EXERCISE DETAILS:
Each entry below is to be transcribed exactly.

[Collected data]
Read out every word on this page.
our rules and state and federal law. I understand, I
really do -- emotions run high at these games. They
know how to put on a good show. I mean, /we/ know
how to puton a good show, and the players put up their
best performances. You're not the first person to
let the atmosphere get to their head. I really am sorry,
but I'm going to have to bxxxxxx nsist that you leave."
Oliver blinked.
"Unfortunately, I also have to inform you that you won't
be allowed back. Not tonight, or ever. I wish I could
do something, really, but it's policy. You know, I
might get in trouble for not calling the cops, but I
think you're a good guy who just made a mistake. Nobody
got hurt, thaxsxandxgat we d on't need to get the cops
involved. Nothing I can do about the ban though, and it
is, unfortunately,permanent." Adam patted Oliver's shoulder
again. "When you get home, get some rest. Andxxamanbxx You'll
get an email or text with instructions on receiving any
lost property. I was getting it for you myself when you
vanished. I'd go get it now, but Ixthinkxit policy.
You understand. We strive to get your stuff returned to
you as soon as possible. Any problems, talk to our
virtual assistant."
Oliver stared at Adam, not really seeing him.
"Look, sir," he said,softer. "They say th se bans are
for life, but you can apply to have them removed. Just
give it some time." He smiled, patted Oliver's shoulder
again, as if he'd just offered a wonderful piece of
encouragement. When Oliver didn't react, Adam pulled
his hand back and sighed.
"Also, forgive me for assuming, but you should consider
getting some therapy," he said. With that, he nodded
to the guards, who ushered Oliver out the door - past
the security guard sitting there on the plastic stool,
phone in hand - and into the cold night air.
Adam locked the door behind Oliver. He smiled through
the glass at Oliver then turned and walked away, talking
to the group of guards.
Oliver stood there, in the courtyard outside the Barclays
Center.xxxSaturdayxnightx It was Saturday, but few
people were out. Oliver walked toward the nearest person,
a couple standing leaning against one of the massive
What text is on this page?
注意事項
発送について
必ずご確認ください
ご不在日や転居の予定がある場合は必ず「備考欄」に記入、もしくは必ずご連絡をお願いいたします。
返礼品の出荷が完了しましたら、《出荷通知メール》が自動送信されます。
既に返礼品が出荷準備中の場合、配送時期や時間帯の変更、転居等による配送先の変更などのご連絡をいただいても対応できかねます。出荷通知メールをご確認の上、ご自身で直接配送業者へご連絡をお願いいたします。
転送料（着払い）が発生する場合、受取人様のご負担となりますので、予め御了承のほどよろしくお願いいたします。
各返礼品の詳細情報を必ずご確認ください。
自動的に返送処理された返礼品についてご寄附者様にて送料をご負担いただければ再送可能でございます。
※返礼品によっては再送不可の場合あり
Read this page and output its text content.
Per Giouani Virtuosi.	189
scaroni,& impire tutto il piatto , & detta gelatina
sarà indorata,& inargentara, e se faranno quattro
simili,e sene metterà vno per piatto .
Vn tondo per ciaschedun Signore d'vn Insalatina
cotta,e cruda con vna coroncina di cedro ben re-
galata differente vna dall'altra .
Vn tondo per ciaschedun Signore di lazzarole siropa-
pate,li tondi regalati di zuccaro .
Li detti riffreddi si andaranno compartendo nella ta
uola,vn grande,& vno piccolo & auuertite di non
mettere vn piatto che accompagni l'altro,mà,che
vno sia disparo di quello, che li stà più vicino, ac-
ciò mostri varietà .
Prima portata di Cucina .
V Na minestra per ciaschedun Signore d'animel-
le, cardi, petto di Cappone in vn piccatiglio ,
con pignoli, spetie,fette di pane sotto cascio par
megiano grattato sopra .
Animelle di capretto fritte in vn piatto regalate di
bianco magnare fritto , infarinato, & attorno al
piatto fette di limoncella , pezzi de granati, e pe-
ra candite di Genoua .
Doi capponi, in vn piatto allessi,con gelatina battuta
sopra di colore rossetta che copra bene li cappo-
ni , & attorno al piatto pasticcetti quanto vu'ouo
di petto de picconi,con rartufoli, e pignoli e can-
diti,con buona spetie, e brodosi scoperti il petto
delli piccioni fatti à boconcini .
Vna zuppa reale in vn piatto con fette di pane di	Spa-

OUTPUT OF THE TASK:
Read out every word on this page.
our rules and state and federal law. I understand, I
really do -- emotions run high at these games. They
know how to put on a good show. I mean, /we/ know
how to puton a good show, and the players put up their
best performances. You're not the first person to
let the atmosphere get to their head. I really am sorry,
but I'm going to have to bxxxxxx nsist that you leave."
Oliver blinked.
"Unfortunately, I also have to inform you that you won't
be allowed back. Not tonight, or ever. I wish I could
do something, really, but it's policy. You know, I
might get in trouble for not calling the cops, but I
think you're a good guy who just made a mistake. Nobody
got hurt, thaxsxandxgat we d on't need to get the cops
involved. Nothing I can do about the ban though, and it
is, unfortunately,permanent." Adam patted Oliver's shoulder
again. "When you get home, get some rest. Andxxamanbxx You'll
get an email or text with instructions on receiving any
lost property. I was getting it for you myself when you
vanished. I'd go get it now, but Ixthinkxit policy.
You understand. We strive to get your stuff returned to
you as soon as possible. Any problems, talk to our
virtual assistant."
Oliver stared at Adam, not really seeing him.
"Look, sir," he said,softer. "They say th se bans are
for life, but you can apply to have them removed. Just
give it some time." He smiled, patted Oliver's shoulder
again, as if he'd just offered a wonderful piece of
encouragement. When Oliver didn't react, Adam pulled
his hand back and sighed.
"Also, forgive me for assuming, but you should consider
getting some therapy," he said. With that, he nodded
to the guards, who ushered Oliver out the door - past
the security guard sitting there on the plastic stool,
phone in hand - and into the cold night air.
Adam locked the door behind Oliver. He smiled through
the glass at Oliver then turned and walked away, talking
to the group of guards.
Oliver stood there, in the courtyard outside the Barclays
Center.xxxSaturdayxnightx It was Saturday, but few
people were out. Oliver walked toward the nearest person,
a couple standing leaning against one of the massive
What text is on this page?
注意事項
発送について
必ずご確認ください
ご不在日や転居の予定がある場合は必ず「備考欄」に記入、もしくは必ずご連絡をお願いいたします。
返礼品の出荷が完了しましたら、《出荷通知メール》が自動送信されます。
既に返礼品が出荷準備中の場合、配送時期や時間帯の変更、転居等による配送先の変更などのご連絡をいただいても対応できかねます。出荷通知メールをご確認の上、ご自身で直接配送業者へご連絡をお願いいたします。
転送料（着払い）が発生する場合、受取人様のご負担となりますので、予め御了承のほどよろしくお願いいたします。
各返礼品の詳細情報を必ずご確認ください。
自動的に返送処理された返礼品についてご寄附者様にて送料をご負担いただければ再送可能でございます。
※返礼品によっては再送不可の場合あり
Read this page and output its text content.
Per Giouani Virtuosi.	189
scaroni,& impire tutto il piatto , & detta gelatina
sarà indorata,& inargentara, e se faranno quattro
simili,e sene metterà vno per piatto .
Vn tondo per ciaschedun Signore d'vn Insalatina
cotta,e cruda con vna coroncina di cedro ben re-
galata differente vna dall'altra .
Vn tondo per ciaschedun Signore di lazzarole siropa-
pate,li tondi regalati di zuccaro .
Li detti riffreddi si andaranno compartendo nella ta
uola,vn grande,& vno piccolo & auuertite di non
mettere vn piatto che accompagni l'altro,mà,che
vno sia disparo di quello, che li stà più vicino, ac-
ciò mostri varietà .
Prima portata di Cucina .
V Na minestra per ciaschedun Signore d'animel-
le, cardi, petto di Cappone in vn piccatiglio ,
con pignoli, spetie,fette di pane sotto cascio par
megiano grattato sopra .
Animelle di capretto fritte in vn piatto regalate di
bianco magnare fritto , infarinato, & attorno al
piatto fette di limoncella , pezzi de granati, e pe-
ra candite di Genoua .
Doi capponi, in vn piatto allessi,con gelatina battuta
sopra di colore rossetta che copra bene li cappo-
ni , & attorno al piatto pasticcetti quanto vu'ouo
di petto de picconi,con rartufoli, e pignoli e can-
diti,con buona spetie, e brodosi scoperti il petto
delli piccioni fatti à boconcini .
Vna zuppa reale in vn piatto con fette di pane di	Spa-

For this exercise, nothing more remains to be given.